■ EXERCISE BRIEF
Extract all lines from the data beneath that include the word "this".

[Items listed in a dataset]
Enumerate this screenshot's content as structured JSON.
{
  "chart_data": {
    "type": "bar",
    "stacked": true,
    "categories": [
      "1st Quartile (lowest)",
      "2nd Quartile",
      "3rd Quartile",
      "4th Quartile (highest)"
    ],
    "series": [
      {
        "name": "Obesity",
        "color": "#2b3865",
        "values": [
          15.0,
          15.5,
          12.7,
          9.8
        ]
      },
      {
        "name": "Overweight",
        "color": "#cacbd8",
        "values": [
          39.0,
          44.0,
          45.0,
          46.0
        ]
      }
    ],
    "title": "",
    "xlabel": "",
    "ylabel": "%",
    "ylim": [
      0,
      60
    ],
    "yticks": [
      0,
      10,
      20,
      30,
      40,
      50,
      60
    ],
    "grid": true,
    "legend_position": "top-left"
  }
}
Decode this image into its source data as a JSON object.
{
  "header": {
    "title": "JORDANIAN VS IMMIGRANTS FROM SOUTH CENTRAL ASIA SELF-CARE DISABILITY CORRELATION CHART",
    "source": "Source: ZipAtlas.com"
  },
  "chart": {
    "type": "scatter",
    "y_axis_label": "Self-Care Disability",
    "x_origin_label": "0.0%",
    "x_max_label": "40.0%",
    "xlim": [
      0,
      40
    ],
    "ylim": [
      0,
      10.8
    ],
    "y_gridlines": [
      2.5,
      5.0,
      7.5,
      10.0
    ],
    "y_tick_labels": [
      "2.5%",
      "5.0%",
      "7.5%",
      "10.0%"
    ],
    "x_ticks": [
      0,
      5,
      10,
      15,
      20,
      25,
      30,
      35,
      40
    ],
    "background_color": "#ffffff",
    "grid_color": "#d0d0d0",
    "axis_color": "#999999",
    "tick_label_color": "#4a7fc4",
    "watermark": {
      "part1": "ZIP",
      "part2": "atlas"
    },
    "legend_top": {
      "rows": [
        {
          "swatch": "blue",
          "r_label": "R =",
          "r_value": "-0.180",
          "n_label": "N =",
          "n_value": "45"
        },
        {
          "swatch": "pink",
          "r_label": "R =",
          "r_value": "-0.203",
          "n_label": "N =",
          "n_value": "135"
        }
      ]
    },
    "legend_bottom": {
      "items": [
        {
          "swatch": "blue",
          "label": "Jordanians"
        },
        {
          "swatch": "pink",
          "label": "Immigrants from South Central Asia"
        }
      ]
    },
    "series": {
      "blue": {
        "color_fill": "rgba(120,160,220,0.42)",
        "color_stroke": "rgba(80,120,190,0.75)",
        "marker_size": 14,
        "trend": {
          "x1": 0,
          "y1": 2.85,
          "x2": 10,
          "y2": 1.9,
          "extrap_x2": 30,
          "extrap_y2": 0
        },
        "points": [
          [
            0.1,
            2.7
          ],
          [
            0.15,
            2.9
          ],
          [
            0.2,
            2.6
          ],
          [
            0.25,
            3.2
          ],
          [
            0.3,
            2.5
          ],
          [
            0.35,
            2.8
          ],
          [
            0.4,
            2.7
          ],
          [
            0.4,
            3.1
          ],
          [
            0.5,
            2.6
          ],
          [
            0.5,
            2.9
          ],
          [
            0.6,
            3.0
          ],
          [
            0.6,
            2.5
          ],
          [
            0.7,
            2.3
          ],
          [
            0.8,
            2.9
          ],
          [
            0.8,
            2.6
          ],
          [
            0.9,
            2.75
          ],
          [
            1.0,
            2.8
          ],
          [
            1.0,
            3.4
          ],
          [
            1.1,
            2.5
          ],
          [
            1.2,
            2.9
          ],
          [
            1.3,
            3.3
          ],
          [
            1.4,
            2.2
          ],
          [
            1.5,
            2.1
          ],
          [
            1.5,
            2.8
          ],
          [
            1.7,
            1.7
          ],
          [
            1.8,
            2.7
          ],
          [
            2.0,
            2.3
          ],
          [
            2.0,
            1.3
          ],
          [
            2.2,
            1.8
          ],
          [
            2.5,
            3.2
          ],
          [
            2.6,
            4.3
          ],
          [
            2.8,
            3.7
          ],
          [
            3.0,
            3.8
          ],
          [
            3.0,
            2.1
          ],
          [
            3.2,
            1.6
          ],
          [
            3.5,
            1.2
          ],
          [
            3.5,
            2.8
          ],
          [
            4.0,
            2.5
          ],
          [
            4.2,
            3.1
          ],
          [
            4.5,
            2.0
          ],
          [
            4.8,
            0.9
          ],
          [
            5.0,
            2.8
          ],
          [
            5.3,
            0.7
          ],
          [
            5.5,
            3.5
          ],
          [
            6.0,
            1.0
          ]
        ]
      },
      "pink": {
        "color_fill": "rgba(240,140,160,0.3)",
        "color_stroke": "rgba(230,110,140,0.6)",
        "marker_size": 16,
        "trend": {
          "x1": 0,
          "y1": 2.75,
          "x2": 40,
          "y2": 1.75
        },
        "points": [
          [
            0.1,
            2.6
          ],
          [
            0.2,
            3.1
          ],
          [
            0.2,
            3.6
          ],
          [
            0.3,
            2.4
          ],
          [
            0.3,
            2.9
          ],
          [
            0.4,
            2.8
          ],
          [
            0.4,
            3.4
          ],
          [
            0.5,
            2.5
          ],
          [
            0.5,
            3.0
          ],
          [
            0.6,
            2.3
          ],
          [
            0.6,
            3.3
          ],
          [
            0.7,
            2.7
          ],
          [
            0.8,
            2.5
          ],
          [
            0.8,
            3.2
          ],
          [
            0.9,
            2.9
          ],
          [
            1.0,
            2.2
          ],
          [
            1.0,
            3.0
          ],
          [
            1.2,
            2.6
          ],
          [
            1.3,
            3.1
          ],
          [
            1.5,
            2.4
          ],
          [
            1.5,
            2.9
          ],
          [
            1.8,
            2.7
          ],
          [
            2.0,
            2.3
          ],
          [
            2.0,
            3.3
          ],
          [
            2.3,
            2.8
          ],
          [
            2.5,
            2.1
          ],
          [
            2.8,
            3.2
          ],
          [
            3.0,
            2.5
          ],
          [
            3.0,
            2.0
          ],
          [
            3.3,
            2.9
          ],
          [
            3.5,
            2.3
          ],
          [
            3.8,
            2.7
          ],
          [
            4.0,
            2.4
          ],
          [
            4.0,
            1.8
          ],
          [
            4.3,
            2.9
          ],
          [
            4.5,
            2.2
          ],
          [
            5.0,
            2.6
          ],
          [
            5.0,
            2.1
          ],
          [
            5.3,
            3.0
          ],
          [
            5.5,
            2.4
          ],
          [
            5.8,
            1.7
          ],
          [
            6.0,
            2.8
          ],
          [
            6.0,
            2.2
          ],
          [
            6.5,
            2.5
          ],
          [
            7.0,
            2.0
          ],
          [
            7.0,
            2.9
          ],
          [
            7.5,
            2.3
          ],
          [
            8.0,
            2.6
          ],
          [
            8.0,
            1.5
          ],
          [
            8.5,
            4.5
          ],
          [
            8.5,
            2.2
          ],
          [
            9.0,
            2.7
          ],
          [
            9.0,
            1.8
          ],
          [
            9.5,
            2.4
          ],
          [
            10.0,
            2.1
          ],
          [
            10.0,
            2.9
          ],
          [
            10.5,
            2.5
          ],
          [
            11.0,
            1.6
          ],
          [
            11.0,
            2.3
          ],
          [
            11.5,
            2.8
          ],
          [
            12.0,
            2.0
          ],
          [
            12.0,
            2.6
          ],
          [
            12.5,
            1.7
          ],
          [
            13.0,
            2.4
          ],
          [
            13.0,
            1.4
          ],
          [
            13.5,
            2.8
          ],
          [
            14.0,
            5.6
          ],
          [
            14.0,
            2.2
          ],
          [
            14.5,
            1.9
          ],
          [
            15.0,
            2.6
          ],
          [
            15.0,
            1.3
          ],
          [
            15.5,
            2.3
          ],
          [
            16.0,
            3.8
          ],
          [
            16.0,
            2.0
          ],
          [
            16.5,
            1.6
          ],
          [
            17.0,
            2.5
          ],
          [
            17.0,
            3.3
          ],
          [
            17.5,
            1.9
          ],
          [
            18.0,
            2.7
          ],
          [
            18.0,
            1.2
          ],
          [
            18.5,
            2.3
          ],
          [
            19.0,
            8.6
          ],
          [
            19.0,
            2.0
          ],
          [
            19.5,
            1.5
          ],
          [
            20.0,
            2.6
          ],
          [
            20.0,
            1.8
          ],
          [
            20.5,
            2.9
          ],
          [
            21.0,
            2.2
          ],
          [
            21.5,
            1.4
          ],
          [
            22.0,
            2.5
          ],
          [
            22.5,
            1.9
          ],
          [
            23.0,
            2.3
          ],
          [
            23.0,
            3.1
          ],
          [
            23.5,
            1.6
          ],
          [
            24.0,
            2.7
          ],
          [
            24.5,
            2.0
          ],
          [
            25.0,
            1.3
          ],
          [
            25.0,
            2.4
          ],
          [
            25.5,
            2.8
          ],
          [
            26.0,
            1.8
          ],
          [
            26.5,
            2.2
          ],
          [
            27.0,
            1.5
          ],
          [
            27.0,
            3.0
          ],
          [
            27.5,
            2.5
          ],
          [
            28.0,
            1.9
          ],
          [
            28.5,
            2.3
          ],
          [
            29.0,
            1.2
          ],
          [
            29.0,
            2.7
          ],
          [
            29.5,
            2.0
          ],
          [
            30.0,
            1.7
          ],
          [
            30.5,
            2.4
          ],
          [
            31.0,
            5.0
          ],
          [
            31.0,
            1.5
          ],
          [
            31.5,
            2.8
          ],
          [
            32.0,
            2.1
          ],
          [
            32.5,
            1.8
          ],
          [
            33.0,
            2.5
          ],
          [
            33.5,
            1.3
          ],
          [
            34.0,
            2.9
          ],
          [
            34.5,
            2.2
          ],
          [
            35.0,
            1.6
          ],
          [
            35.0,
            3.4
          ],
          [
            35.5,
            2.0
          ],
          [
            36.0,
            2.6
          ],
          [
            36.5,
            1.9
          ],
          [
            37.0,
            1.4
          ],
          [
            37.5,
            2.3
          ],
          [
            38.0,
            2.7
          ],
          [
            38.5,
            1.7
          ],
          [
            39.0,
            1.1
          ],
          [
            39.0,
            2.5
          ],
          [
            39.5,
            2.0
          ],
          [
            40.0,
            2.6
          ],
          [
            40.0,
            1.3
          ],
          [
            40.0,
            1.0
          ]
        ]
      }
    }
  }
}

■ FINAL RESULT
Enumerate this screenshot's content as structured JSON.
Decode this image into its source data as a JSON object.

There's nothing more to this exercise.